▶ _READING PASSAGE_
Traffic Light PLC Program: Ladder Logic Tutorial with Timers
Traffic Light PLC Program: Ladder Logic Tutorial
A traffic light is the perfect first sequencing project on a PLC: three outputs, a fixed repeating cycle, and nothing but timers driving the whole thing. Once you can make a lamp turn Red, then Green, then Yellow, then Red again on a clock you control, you understand the core of every sequential machine — a packaging line, a car wash, a batch reactor. This tutorial designs a single-intersection signal from scratch, with the I/O list, the state diagram, the timing, and the exact ladder rungs.
We will keep the engineering honest: only one lamp is ever on, Yellow appears only between Green and Red (never on the way to Green), and the whole sequence loops forever from a single timer chain.

The I/O list
Before any logic, list what the PLC drives and senses. A basic single-direction signal needs three discrete outputs — one per lamp — and, if you want a pedestrian crossing, a single discrete input for the push button.

▶ _TASK INSTRUCTIONS_
A - In the traffic light tutorial, how many discrete outputs does a basic single-direction signal need?
B - Print part of the traffic light tutorial: begin at the words "Traffic Light PLC Program: Ladder Logic Tutorial with" and stop after "single timer chain.".
C - Write what comes next in the traffic light tutorial, starting after its last sentence.
The listing after this point comes from a different source.

(Image element box records)
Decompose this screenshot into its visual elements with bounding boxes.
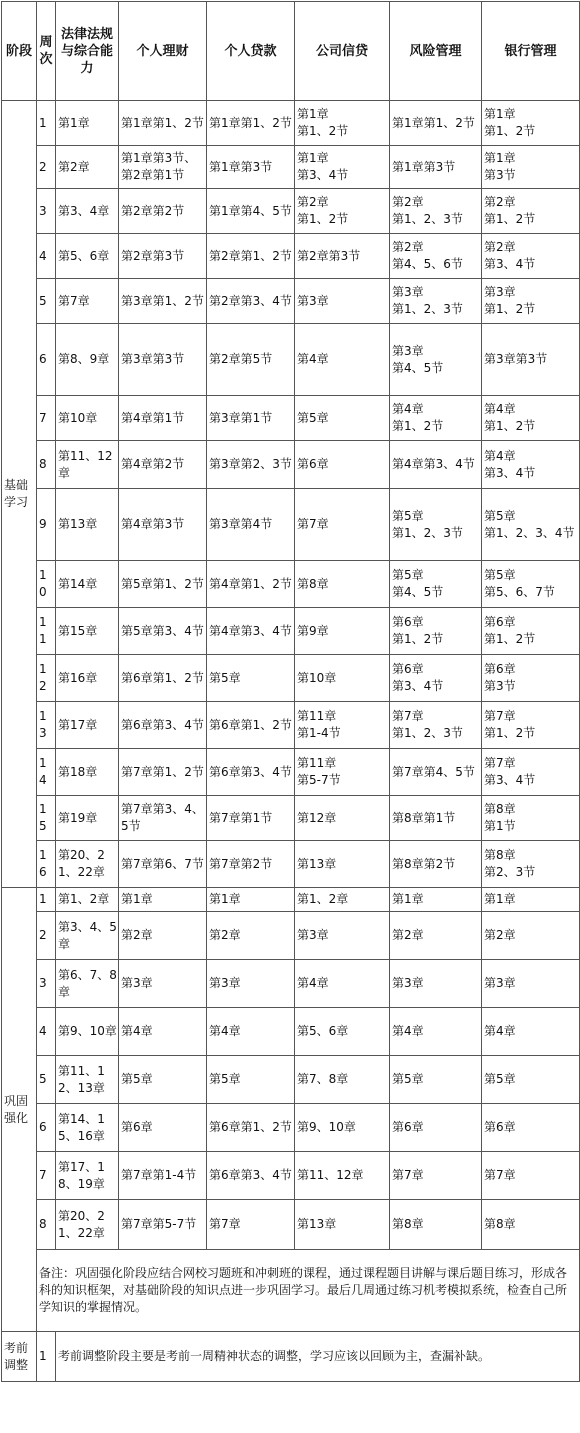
table-row <box>2 234 580 279</box>
cell-risk: 第1章 <box>390 888 482 912</box>
stage-note: 备注：巩固强化阶段应结合网校习题班和冲刺班的课程，通过课程题目讲解与课后题目练习，形成各科的知识框架，对基础阶段的知识点进一步巩固学习。最后几周通过练习机考模拟系统，检查自己所学知识的掌握情况。 <box>37 1250 580 1332</box>
cell-risk: 第8章第2节 <box>390 841 482 888</box>
cell-loan: 第4章 <box>207 1008 295 1056</box>
week-cell: 5 <box>37 279 56 324</box>
table-row <box>2 796 580 841</box>
cell-law: 第11、12、13章 <box>56 1056 119 1104</box>
cell-credit: 第1章 第1、2节 <box>295 101 390 146</box>
table-row <box>2 1104 580 1152</box>
header-finance: 个人理财 <box>119 2 207 101</box>
cell-law: 第3、4、5章 <box>56 912 119 960</box>
cell-loan: 第6章第1、2节 <box>207 1104 295 1152</box>
cell-loan: 第2章第3、4节 <box>207 279 295 324</box>
cell-loan: 第1章第3节 <box>207 146 295 189</box>
cell-bank: 第2章 第3、4节 <box>482 234 580 279</box>
cell-law: 第5、6章 <box>56 234 119 279</box>
cell-law: 第8、9章 <box>56 324 119 396</box>
cell-risk: 第5章 第4、5节 <box>390 561 482 608</box>
cell-finance: 第6章第3、4节 <box>119 702 207 749</box>
cell-finance: 第1章第1、2节 <box>119 101 207 146</box>
cell-credit: 第8章 <box>295 561 390 608</box>
cell-risk: 第5章 <box>390 1056 482 1104</box>
week-cell: 6 <box>37 324 56 396</box>
cell-bank: 第7章 <box>482 1152 580 1200</box>
cell-loan: 第1章 <box>207 888 295 912</box>
cell-finance: 第6章第1、2节 <box>119 655 207 702</box>
cell-finance: 第1章 <box>119 888 207 912</box>
header-row <box>2 2 580 101</box>
cell-law: 第18章 <box>56 749 119 796</box>
cell-bank: 第4章 第3、4节 <box>482 441 580 489</box>
cell-law: 第16章 <box>56 655 119 702</box>
cell-law: 第9、10章 <box>56 1008 119 1056</box>
study-schedule-table <box>1 1 580 1382</box>
cell-loan: 第3章 <box>207 960 295 1008</box>
week-cell: 5 <box>37 1056 56 1104</box>
week-cell: 7 <box>37 1152 56 1200</box>
cell-risk: 第1章第1、2节 <box>390 101 482 146</box>
table-row <box>2 702 580 749</box>
week-cell: 3 <box>37 960 56 1008</box>
cell-finance: 第4章 <box>119 1008 207 1056</box>
cell-finance: 第2章 <box>119 912 207 960</box>
week-cell: 2 <box>37 912 56 960</box>
cell-loan: 第4章第1、2节 <box>207 561 295 608</box>
cell-risk: 第5章 第1、2、3节 <box>390 489 482 561</box>
cell-risk: 第6章 第1、2节 <box>390 608 482 655</box>
cell-finance: 第4章第1节 <box>119 396 207 441</box>
cell-credit: 第3章 <box>295 279 390 324</box>
cell-law: 第20、21、22章 <box>56 841 119 888</box>
cell-risk: 第7章 <box>390 1152 482 1200</box>
cell-risk: 第3章 <box>390 960 482 1008</box>
cell-credit: 第1、2章 <box>295 888 390 912</box>
cell-credit: 第3章 <box>295 912 390 960</box>
cell-loan: 第6章第3、4节 <box>207 749 295 796</box>
cell-law: 第13章 <box>56 489 119 561</box>
cell-bank: 第3章第3节 <box>482 324 580 396</box>
cell-finance: 第7章第5-7节 <box>119 1200 207 1250</box>
cell-bank: 第7章 第3、4节 <box>482 749 580 796</box>
cell-credit: 第4章 <box>295 960 390 1008</box>
table-row <box>2 324 580 396</box>
table-row <box>2 912 580 960</box>
header-bank: 银行管理 <box>482 2 580 101</box>
week-cell: 13 <box>37 702 56 749</box>
week-cell: 4 <box>37 234 56 279</box>
cell-bank: 第7章 第1、2节 <box>482 702 580 749</box>
cell-loan: 第2章 <box>207 912 295 960</box>
cell-finance: 第7章第1-4节 <box>119 1152 207 1200</box>
cell-loan: 第6章第3、4节 <box>207 1152 295 1200</box>
stage-cell: 基础学习 <box>2 101 37 888</box>
week-cell: 9 <box>37 489 56 561</box>
cell-loan: 第5章 <box>207 655 295 702</box>
stage-cell: 巩固强化 <box>2 888 37 1332</box>
stage-cell: 考前调整 <box>2 1332 37 1382</box>
cell-credit: 第4章 <box>295 324 390 396</box>
cell-finance: 第5章第1、2节 <box>119 561 207 608</box>
cell-credit: 第5、6章 <box>295 1008 390 1056</box>
cell-risk: 第2章 第1、2、3节 <box>390 189 482 234</box>
table-row <box>2 841 580 888</box>
cell-finance: 第3章第1、2节 <box>119 279 207 324</box>
cell-credit: 第12章 <box>295 796 390 841</box>
cell-law: 第14、15、16章 <box>56 1104 119 1152</box>
week-cell: 6 <box>37 1104 56 1152</box>
table-row <box>2 1200 580 1250</box>
cell-bank: 第4章 第1、2节 <box>482 396 580 441</box>
table-row <box>2 608 580 655</box>
cell-finance: 第4章第3节 <box>119 489 207 561</box>
table-row <box>2 101 580 146</box>
cell-loan: 第5章 <box>207 1056 295 1104</box>
cell-finance: 第5章 <box>119 1056 207 1104</box>
cell-law: 第3、4章 <box>56 189 119 234</box>
week-cell: 11 <box>37 608 56 655</box>
header-law: 法律法规与综合能力 <box>56 2 119 101</box>
cell-bank: 第8章 第1节 <box>482 796 580 841</box>
cell-bank: 第6章 第1、2节 <box>482 608 580 655</box>
cell-bank: 第3章 <box>482 960 580 1008</box>
cell-law: 第20、21、22章 <box>56 1200 119 1250</box>
stage-note: 考前调整阶段主要是考前一周精神状态的调整，学习应该以回顾为主，查漏补缺。 <box>56 1332 580 1382</box>
cell-risk: 第4章 <box>390 1008 482 1056</box>
table-row <box>2 1152 580 1200</box>
cell-law: 第6、7、8章 <box>56 960 119 1008</box>
table-row <box>2 1008 580 1056</box>
cell-credit: 第11章 第1-4节 <box>295 702 390 749</box>
cell-loan: 第4章第3、4节 <box>207 608 295 655</box>
cell-law: 第19章 <box>56 796 119 841</box>
cell-credit: 第9章 <box>295 608 390 655</box>
cell-bank: 第1章 第3节 <box>482 146 580 189</box>
cell-risk: 第2章 <box>390 912 482 960</box>
week-cell: 2 <box>37 146 56 189</box>
cell-law: 第15章 <box>56 608 119 655</box>
table-row <box>2 960 580 1008</box>
week-cell: 16 <box>37 841 56 888</box>
cell-law: 第1章 <box>56 101 119 146</box>
table-row <box>2 396 580 441</box>
cell-credit: 第1章 第3、4节 <box>295 146 390 189</box>
cell-loan: 第6章第1、2节 <box>207 702 295 749</box>
table-row <box>2 655 580 702</box>
cell-bank: 第8章 第2、3节 <box>482 841 580 888</box>
table-row <box>2 146 580 189</box>
cell-bank: 第6章 第3节 <box>482 655 580 702</box>
cell-risk: 第8章第1节 <box>390 796 482 841</box>
table-row <box>2 561 580 608</box>
week-cell: 8 <box>37 1200 56 1250</box>
week-cell: 8 <box>37 441 56 489</box>
cell-loan: 第3章第2、3节 <box>207 441 295 489</box>
cell-loan: 第3章第4节 <box>207 489 295 561</box>
cell-risk: 第7章第4、5节 <box>390 749 482 796</box>
week-cell: 1 <box>37 1332 56 1382</box>
header-week: 周次 <box>37 2 56 101</box>
cell-loan: 第2章第1、2节 <box>207 234 295 279</box>
cell-law: 第17、18、19章 <box>56 1152 119 1200</box>
cell-loan: 第7章 <box>207 1200 295 1250</box>
cell-credit: 第11、12章 <box>295 1152 390 1200</box>
table-row <box>2 441 580 489</box>
cell-finance: 第7章第6、7节 <box>119 841 207 888</box>
cell-bank: 第2章 第1、2节 <box>482 189 580 234</box>
cell-loan: 第1章第1、2节 <box>207 101 295 146</box>
table-row <box>2 1332 580 1382</box>
cell-credit: 第5章 <box>295 396 390 441</box>
week-cell: 12 <box>37 655 56 702</box>
cell-law: 第2章 <box>56 146 119 189</box>
cell-finance: 第4章第2节 <box>119 441 207 489</box>
cell-bank: 第1章 第1、2节 <box>482 101 580 146</box>
cell-law: 第10章 <box>56 396 119 441</box>
header-stage: 阶段 <box>2 2 37 101</box>
cell-bank: 第1章 <box>482 888 580 912</box>
cell-bank: 第5章 第5、6、7节 <box>482 561 580 608</box>
cell-loan: 第7章第1节 <box>207 796 295 841</box>
cell-risk: 第8章 <box>390 1200 482 1250</box>
cell-credit: 第9、10章 <box>295 1104 390 1152</box>
cell-risk: 第2章 第4、5、6节 <box>390 234 482 279</box>
header-credit: 公司信贷 <box>295 2 390 101</box>
cell-bank: 第3章 第1、2节 <box>482 279 580 324</box>
table-row <box>2 888 580 912</box>
note-row <box>2 1250 580 1332</box>
week-cell: 14 <box>37 749 56 796</box>
cell-credit: 第2章第3节 <box>295 234 390 279</box>
cell-risk: 第6章 第3、4节 <box>390 655 482 702</box>
week-cell: 1 <box>37 101 56 146</box>
cell-law: 第1、2章 <box>56 888 119 912</box>
cell-credit: 第11章 第5-7节 <box>295 749 390 796</box>
cell-loan: 第3章第1节 <box>207 396 295 441</box>
cell-finance: 第2章第2节 <box>119 189 207 234</box>
cell-risk: 第3章 第4、5节 <box>390 324 482 396</box>
cell-risk: 第4章第3、4节 <box>390 441 482 489</box>
cell-credit: 第13章 <box>295 841 390 888</box>
cell-law: 第11、12章 <box>56 441 119 489</box>
cell-risk: 第7章 第1、2、3节 <box>390 702 482 749</box>
cell-risk: 第6章 <box>390 1104 482 1152</box>
cell-finance: 第6章 <box>119 1104 207 1152</box>
week-cell: 15 <box>37 796 56 841</box>
cell-loan: 第2章第5节 <box>207 324 295 396</box>
cell-law: 第17章 <box>56 702 119 749</box>
cell-loan: 第7章第2节 <box>207 841 295 888</box>
cell-risk: 第3章 第1、2、3节 <box>390 279 482 324</box>
week-cell: 4 <box>37 1008 56 1056</box>
cell-finance: 第3章第3节 <box>119 324 207 396</box>
week-cell: 7 <box>37 396 56 441</box>
cell-law: 第7章 <box>56 279 119 324</box>
cell-bank: 第6章 <box>482 1104 580 1152</box>
week-cell: 1 <box>37 888 56 912</box>
cell-bank: 第8章 <box>482 1200 580 1250</box>
cell-credit: 第7、8章 <box>295 1056 390 1104</box>
cell-credit: 第10章 <box>295 655 390 702</box>
cell-finance: 第1章第3节、第2章第1节 <box>119 146 207 189</box>
cell-law: 第14章 <box>56 561 119 608</box>
cell-loan: 第1章第4、5节 <box>207 189 295 234</box>
cell-finance: 第5章第3、4节 <box>119 608 207 655</box>
cell-finance: 第2章第3节 <box>119 234 207 279</box>
week-cell: 3 <box>37 189 56 234</box>
cell-finance: 第7章第1、2节 <box>119 749 207 796</box>
header-loan: 个人贷款 <box>207 2 295 101</box>
cell-credit: 第6章 <box>295 441 390 489</box>
week-cell: 10 <box>37 561 56 608</box>
table-row <box>2 189 580 234</box>
cell-risk: 第1章第3节 <box>390 146 482 189</box>
cell-credit: 第7章 <box>295 489 390 561</box>
table-row <box>2 489 580 561</box>
cell-bank: 第2章 <box>482 912 580 960</box>
cell-finance: 第7章第3、4、5节 <box>119 796 207 841</box>
cell-risk: 第4章 第1、2节 <box>390 396 482 441</box>
cell-bank: 第5章 <box>482 1056 580 1104</box>
cell-credit: 第13章 <box>295 1200 390 1250</box>
cell-bank: 第5章 第1、2、3、4节 <box>482 489 580 561</box>
cell-finance: 第3章 <box>119 960 207 1008</box>
table-row <box>2 749 580 796</box>
cell-credit: 第2章 第1、2节 <box>295 189 390 234</box>
header-risk: 风险管理 <box>390 2 482 101</box>
table-row <box>2 279 580 324</box>
table-row <box>2 1056 580 1104</box>
cell-bank: 第4章 <box>482 1008 580 1056</box>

▶ _ANSWERS GIVEN_
A - Three, one per lamp.

B -
Traffic Light PLC Program: Ladder Logic Tutorial with Timers
Traffic Light PLC Program: Ladder Logic Tutorial
A traffic light is the perfect first sequencing project on a PLC: three outputs, a fixed repeating cycle, and nothing but timers driving the whole thing. Once you can make a lamp turn Red, then Green, then Yellow, then Red again on a clock you control, you understand the core of every sequential machine — a packaging line, a car wash, a batch reactor. This tutorial designs a single-intersection signal from scratch, with the I/O list, the state diagram, the timing, and the exact ladder rungs.
We will keep the engineering honest: only one lamp is ever on, Yellow appears only between Green and Red (never on the way to Green), and the whole sequence loops forever from a single timer chain.

C -
| Signal | Address | Type | Notes |
| --- | --- | --- | --- |
| Red lamp | %Q0.0 | Output | On the longest — it is the safe default |
| Green lamp | %Q0.1 | Output | The "go" interval |
| Yellow lamp | %Q0.2 | Output | Short clearance interval before Red |
| Pedestrian button | %I0.0 | Input | Optional, momentary — requests a crossing |
Three outputs, one optional input. That is the entire hardware story. Everything else is timing logic inside the CPU.
The state sequence
A traffic light is a state machine: at any instant the intersection is in exactly one state, and each state automatically advances to the next after a fixed time. Map the states before you touch ladder logic — it makes the rungs obvious later.
There are only three states and the transitions are one-directional, forming a loop:
- Red → after its time, go to Green
- Green → after its time, go to Yellow
- Yellow → after its (short) time, go back to Red
Notice there is no Yellow between Red and Green. Real signals jump straight from Red to Green; Yellow is purely a clearance warning that Red is coming. Getting this wrong is the most common beginner mistake.
Choosing the timing
Pick a duration for each state. The numbers below are a sensible demo cycle; real intersections tune these to traffic volume and approach speed, but the structure is identical.
| State | Duration | Why | | --- | --- | --- | | Red | 8 s | Default safe state; longest interval | | Green | 5 s | Vehicles proceed | | Yellow | 2 s | Short clearance before Red |
That makes a 15-second total cycle that repeats forever. Plot the three outputs across one full cycle and the discipline of the design becomes visible: at every moment exactly one lamp is energised, and the on-periods never overlap.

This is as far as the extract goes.